* EXERCISE DETAILS:
Copy each line of the records that holds the string "subtitle".
_ _ _ _ _ _ _
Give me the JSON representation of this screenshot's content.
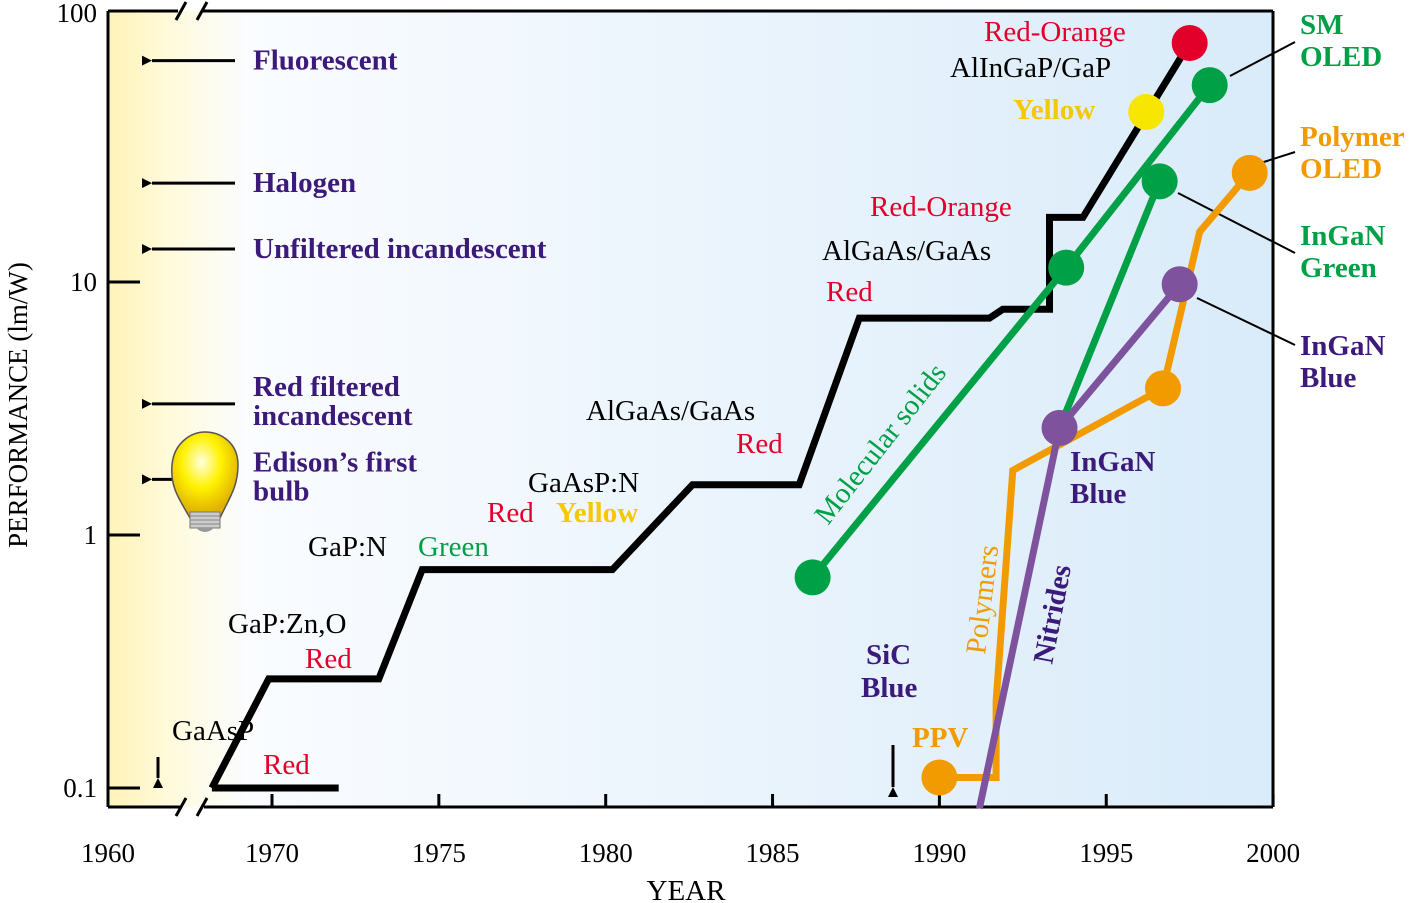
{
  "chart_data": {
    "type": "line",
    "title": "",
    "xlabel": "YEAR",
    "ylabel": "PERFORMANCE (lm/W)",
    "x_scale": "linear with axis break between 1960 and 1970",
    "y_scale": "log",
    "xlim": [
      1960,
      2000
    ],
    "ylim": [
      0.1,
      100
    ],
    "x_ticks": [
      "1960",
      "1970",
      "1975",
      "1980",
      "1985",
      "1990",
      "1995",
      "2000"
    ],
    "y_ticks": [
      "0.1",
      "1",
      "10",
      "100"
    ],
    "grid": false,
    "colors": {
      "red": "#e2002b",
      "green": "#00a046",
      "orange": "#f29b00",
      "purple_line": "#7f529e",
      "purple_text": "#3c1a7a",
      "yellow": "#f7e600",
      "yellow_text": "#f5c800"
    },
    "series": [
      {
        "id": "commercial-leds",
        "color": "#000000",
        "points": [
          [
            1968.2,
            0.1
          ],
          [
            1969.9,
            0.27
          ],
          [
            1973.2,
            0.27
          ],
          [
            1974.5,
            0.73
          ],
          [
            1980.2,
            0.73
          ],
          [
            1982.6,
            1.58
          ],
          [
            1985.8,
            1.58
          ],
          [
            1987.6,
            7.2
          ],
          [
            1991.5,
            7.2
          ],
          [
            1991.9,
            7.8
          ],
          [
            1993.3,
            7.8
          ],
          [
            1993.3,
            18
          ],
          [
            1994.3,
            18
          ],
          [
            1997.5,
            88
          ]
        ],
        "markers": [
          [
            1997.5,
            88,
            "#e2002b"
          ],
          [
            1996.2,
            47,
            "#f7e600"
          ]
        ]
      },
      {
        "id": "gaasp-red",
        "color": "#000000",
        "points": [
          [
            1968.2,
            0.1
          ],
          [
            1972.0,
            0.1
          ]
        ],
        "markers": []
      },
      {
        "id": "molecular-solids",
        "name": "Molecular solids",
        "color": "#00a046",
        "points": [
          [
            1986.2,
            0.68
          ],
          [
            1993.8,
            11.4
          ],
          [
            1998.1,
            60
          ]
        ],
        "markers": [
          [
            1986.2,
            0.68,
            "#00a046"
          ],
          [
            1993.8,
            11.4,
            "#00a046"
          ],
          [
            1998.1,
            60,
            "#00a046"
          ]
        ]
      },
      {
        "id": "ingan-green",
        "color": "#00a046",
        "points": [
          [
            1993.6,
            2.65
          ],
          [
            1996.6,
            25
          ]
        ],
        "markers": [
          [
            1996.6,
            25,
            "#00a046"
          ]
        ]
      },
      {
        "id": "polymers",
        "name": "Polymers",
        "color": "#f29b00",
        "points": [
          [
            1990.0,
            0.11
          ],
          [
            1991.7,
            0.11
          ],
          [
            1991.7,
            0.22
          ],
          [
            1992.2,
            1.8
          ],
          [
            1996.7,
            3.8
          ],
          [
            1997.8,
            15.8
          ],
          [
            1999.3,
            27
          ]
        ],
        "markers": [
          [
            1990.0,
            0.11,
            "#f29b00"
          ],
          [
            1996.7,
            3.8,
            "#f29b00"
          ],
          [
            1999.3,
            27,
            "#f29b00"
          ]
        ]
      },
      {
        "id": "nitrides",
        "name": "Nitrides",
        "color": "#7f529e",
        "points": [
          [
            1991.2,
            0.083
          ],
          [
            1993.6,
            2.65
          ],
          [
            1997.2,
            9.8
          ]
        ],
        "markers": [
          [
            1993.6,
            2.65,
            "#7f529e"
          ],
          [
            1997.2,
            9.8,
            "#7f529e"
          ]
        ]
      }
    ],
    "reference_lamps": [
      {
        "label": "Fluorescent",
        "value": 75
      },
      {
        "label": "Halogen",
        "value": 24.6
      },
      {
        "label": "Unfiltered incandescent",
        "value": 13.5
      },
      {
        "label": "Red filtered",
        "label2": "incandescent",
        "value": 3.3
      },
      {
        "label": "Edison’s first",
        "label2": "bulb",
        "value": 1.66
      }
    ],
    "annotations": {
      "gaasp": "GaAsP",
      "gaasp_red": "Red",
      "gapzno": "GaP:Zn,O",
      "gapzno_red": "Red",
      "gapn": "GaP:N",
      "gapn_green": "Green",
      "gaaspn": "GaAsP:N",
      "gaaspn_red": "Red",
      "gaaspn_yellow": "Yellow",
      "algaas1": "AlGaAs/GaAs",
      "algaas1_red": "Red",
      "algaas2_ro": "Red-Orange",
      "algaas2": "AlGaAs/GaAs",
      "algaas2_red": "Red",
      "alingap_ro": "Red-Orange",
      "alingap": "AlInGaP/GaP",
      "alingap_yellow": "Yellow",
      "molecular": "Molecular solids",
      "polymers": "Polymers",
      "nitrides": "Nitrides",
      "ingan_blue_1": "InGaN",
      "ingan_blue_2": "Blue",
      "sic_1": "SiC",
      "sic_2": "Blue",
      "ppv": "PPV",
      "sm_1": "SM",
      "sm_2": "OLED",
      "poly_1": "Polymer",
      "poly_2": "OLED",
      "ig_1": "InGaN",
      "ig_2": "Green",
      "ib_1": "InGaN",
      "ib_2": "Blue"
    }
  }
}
_ _ _ _ _ _ _
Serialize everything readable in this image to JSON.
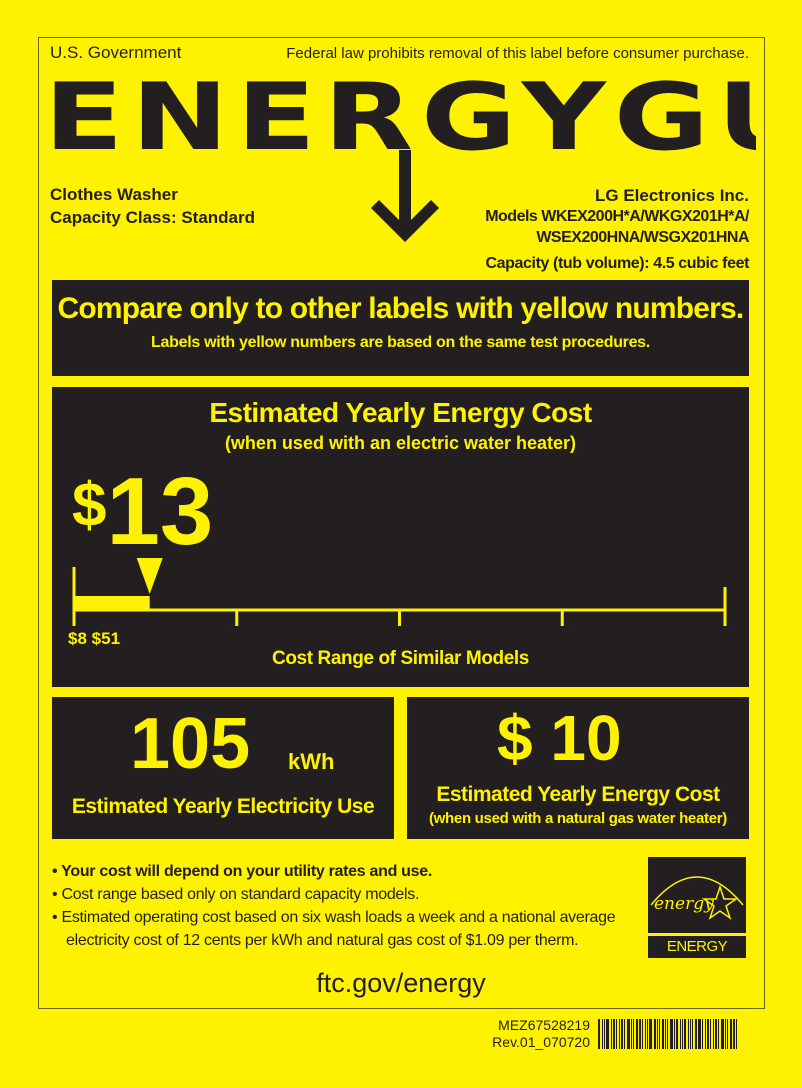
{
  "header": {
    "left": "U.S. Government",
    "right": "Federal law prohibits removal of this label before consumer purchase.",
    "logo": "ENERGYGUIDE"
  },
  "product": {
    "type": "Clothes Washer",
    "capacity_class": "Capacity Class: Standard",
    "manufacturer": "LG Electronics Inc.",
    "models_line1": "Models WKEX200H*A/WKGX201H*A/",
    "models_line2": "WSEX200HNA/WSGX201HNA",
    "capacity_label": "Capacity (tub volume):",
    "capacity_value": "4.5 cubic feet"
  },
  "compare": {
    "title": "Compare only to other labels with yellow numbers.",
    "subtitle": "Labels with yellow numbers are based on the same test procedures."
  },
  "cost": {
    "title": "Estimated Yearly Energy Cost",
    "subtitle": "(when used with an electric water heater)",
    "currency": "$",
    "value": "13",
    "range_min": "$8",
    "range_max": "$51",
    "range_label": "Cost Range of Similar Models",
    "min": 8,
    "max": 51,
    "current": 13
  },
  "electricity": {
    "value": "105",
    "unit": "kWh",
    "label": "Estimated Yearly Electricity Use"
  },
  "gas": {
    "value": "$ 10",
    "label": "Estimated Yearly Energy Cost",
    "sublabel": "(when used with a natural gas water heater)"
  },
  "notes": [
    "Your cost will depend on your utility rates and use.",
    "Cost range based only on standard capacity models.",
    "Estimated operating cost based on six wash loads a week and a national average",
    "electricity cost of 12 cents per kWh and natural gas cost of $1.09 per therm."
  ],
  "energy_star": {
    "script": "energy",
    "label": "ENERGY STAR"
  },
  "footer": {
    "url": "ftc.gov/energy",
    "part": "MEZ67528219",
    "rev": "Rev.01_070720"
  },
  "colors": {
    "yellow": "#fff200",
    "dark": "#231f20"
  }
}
_ _ _ _ _ _ _
* REPLY:
    "subtitle": "Labels with yellow numbers are based on the same test procedures."
    "subtitle": "(when used with an electric water heater)",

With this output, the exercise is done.